Dataset items:
++++++++++

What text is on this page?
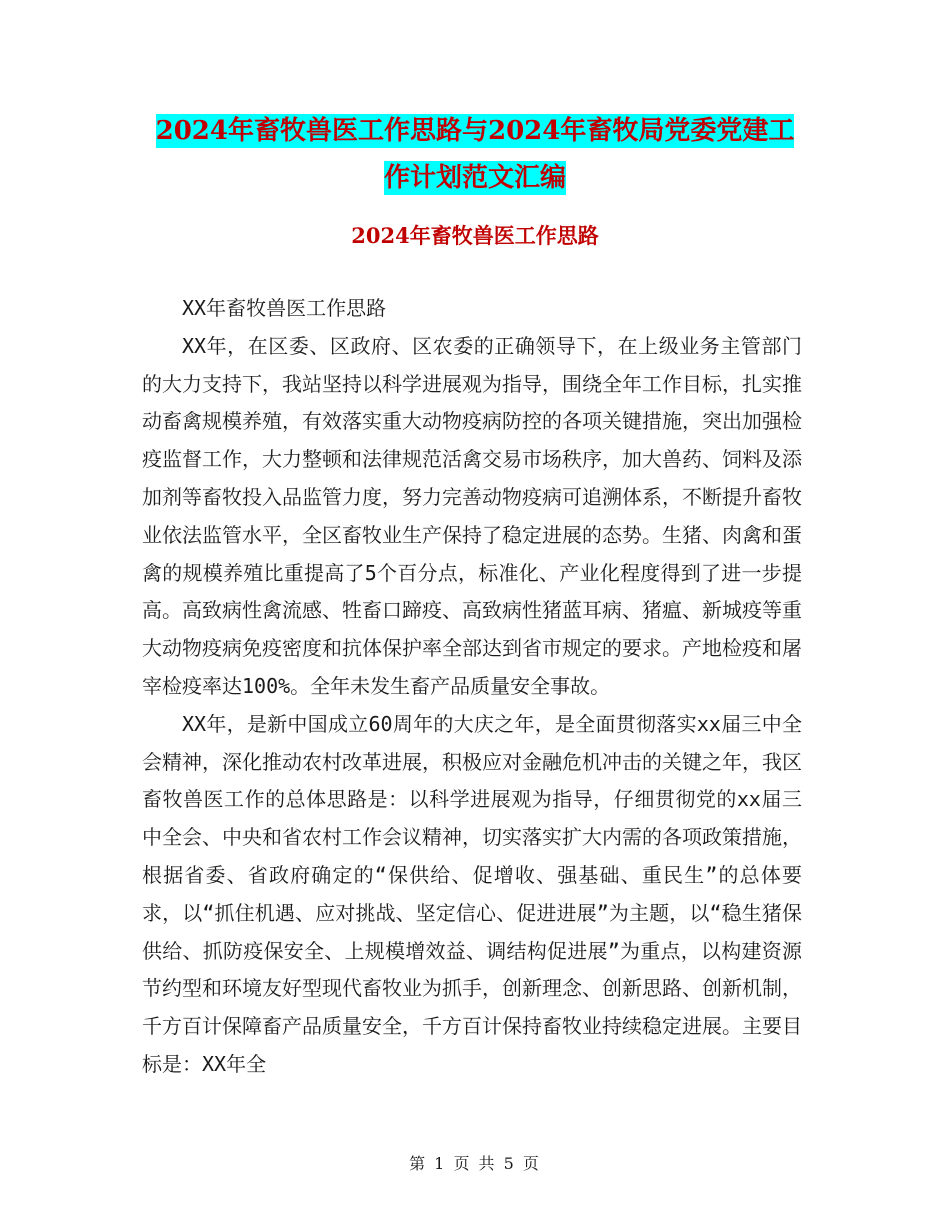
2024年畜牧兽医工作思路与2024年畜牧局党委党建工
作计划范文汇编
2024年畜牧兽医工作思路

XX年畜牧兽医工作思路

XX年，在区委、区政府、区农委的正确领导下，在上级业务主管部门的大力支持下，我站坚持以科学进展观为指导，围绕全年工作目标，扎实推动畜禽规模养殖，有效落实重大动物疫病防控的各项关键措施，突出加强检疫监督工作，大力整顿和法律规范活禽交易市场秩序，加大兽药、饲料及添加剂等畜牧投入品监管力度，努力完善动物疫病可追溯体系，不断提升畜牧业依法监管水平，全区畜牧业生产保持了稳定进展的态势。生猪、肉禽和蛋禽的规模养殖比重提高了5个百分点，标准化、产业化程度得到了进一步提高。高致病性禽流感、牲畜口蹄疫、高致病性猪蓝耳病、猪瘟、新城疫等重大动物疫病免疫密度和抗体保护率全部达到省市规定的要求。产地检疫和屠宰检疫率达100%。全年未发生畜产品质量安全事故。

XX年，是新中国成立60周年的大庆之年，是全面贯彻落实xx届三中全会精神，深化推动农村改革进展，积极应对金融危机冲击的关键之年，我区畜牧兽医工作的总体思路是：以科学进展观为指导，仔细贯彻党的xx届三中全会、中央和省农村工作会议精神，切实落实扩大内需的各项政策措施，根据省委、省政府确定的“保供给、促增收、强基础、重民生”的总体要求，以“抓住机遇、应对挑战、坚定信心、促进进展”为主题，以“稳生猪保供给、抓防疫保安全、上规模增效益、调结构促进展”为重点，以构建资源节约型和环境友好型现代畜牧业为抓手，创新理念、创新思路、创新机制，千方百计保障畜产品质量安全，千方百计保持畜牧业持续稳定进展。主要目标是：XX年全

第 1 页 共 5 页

++++++++++

## TO DO
Every line of text is to be repeated exactly; pictures are left out.

## TASK SOLUTION
What text is on this page?
2024年畜牧兽医工作思路与2024年畜牧局党委党建工
作计划范文汇编
2024年畜牧兽医工作思路

XX年畜牧兽医工作思路

XX年，在区委、区政府、区农委的正确领导下，在上级业务主管部门的大力支持下，我站坚持以科学进展观为指导，围绕全年工作目标，扎实推动畜禽规模养殖，有效落实重大动物疫病防控的各项关键措施，突出加强检疫监督工作，大力整顿和法律规范活禽交易市场秩序，加大兽药、饲料及添加剂等畜牧投入品监管力度，努力完善动物疫病可追溯体系，不断提升畜牧业依法监管水平，全区畜牧业生产保持了稳定进展的态势。生猪、肉禽和蛋禽的规模养殖比重提高了5个百分点，标准化、产业化程度得到了进一步提高。高致病性禽流感、牲畜口蹄疫、高致病性猪蓝耳病、猪瘟、新城疫等重大动物疫病免疫密度和抗体保护率全部达到省市规定的要求。产地检疫和屠宰检疫率达100%。全年未发生畜产品质量安全事故。

XX年，是新中国成立60周年的大庆之年，是全面贯彻落实xx届三中全会精神，深化推动农村改革进展，积极应对金融危机冲击的关键之年，我区畜牧兽医工作的总体思路是：以科学进展观为指导，仔细贯彻党的xx届三中全会、中央和省农村工作会议精神，切实落实扩大内需的各项政策措施，根据省委、省政府确定的“保供给、促增收、强基础、重民生”的总体要求，以“抓住机遇、应对挑战、坚定信心、促进进展”为主题，以“稳生猪保供给、抓防疫保安全、上规模增效益、调结构促进展”为重点，以构建资源节约型和环境友好型现代畜牧业为抓手，创新理念、创新思路、创新机制，千方百计保障畜产品质量安全，千方百计保持畜牧业持续稳定进展。主要目标是：XX年全

第 1 页 共 5 页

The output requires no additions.